* begin Listed entries *

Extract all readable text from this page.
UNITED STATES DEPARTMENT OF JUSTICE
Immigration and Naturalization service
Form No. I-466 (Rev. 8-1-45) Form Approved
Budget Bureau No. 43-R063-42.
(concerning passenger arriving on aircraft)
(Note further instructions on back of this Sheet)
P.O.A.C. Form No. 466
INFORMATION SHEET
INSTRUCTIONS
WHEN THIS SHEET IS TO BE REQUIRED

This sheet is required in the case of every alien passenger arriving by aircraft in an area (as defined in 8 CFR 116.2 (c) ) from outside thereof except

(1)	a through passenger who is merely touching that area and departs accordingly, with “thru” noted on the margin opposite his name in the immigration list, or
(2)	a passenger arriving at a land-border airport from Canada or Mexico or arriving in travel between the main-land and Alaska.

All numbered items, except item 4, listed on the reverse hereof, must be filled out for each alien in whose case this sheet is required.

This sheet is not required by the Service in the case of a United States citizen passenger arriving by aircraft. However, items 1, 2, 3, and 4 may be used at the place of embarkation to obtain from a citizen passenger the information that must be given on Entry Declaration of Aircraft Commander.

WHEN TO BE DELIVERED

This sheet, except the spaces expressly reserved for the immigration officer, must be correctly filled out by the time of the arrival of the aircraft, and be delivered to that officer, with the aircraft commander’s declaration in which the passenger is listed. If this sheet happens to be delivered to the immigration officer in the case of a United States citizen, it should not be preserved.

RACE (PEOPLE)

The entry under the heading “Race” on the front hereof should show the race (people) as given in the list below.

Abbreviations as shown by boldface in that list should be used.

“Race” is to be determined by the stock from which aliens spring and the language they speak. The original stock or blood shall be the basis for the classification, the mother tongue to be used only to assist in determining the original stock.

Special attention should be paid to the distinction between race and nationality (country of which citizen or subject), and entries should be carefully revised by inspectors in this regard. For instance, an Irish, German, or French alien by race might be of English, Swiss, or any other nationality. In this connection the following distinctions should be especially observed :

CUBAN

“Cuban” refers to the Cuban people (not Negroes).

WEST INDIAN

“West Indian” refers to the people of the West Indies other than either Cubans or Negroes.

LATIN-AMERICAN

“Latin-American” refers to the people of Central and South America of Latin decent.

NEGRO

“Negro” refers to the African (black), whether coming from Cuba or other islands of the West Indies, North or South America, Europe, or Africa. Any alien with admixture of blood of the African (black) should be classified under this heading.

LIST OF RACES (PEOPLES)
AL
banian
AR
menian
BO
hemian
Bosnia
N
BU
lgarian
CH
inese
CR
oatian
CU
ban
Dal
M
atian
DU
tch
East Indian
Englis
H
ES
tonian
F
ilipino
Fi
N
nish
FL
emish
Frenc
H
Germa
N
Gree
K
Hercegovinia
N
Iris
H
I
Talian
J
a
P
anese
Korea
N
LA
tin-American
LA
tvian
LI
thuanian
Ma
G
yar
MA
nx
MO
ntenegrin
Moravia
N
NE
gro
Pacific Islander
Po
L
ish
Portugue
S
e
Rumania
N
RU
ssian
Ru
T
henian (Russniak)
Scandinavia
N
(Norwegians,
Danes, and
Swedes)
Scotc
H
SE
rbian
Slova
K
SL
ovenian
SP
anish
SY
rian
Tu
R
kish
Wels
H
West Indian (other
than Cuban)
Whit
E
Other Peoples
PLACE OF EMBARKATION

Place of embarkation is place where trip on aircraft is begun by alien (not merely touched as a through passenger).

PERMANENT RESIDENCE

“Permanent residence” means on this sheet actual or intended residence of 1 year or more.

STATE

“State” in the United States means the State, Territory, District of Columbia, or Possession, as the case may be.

* end Listed entries *

**What the task asks:** Scan the listing above and identify each line holding the string "Negroes"; copy every such line.

**The completed task:**
“Cuban” refers to the Cuban people (not Negroes).
“West Indian” refers to the people of the West Indies other than either Cubans or Negroes.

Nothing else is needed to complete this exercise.